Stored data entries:
::::::::
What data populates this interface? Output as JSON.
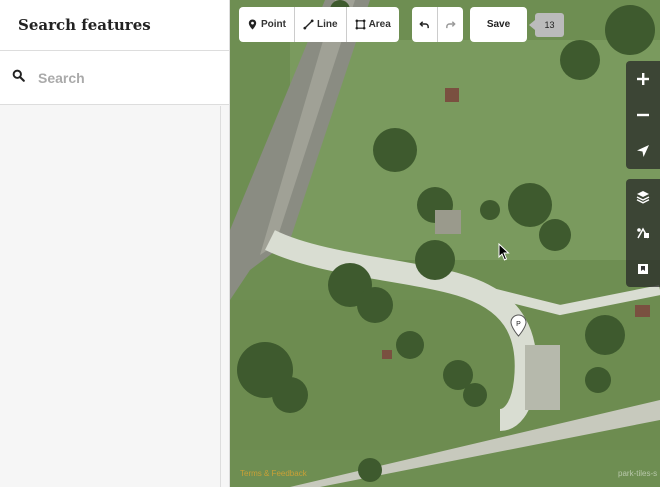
{
  "sidebar": {
    "title": "Search features",
    "search_placeholder": "Search",
    "search_value": ""
  },
  "toolbar": {
    "point_label": "Point",
    "line_label": "Line",
    "area_label": "Area",
    "save_label": "Save",
    "edit_count": "13"
  },
  "map": {
    "attribution": "Terms & Feedback",
    "tile_source": "park-tiles-s",
    "pin_label": "P"
  },
  "colors": {
    "grass": "#6f8f55",
    "path": "#d9ddd2",
    "accent": "#c9a036"
  }
}
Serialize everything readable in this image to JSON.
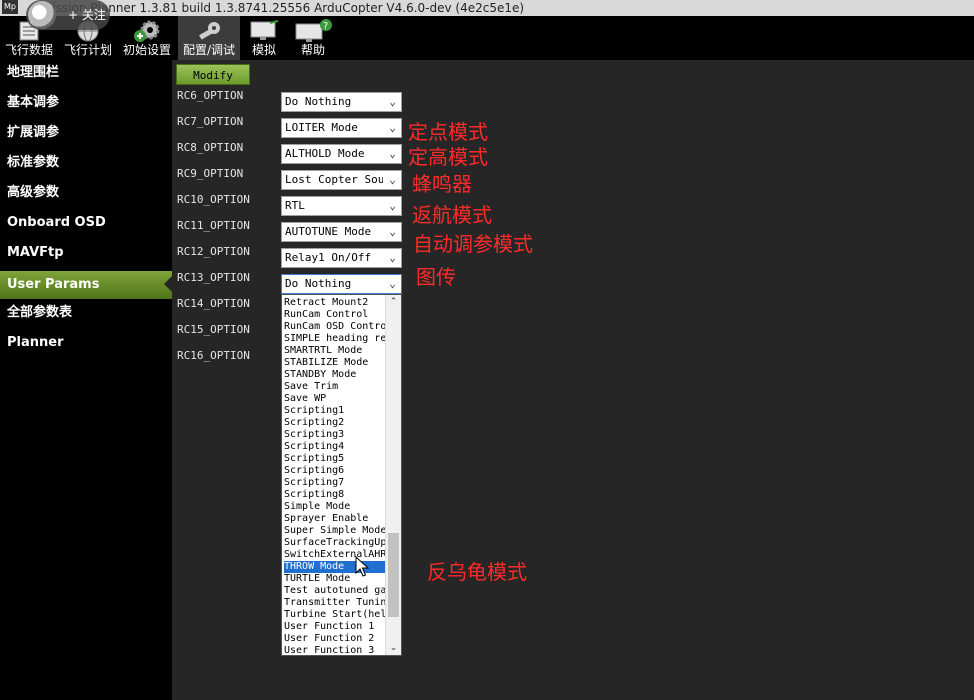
::::::::
Retype every entry verbatim and exclude the pictures from the copy.

What data populates this interface? Output as JSON.
{
  "sidebar": {
    "title": "Search features",
    "search_placeholder": "Search",
    "search_value": ""
  },
  "toolbar": {
    "point_label": "Point",
    "line_label": "Line",
    "area_label": "Area",
    "save_label": "Save",
    "edit_count": "13"
  },
  "map": {
    "attribution": "Terms & Feedback",
    "tile_source": "park-tiles-s",
    "pin_label": "P"
  },
  "colors": {
    "grass": "#6f8f55",
    "path": "#d9ddd2",
    "accent": "#c9a036"
  }
}
Serialize everything readable in this image to JSON.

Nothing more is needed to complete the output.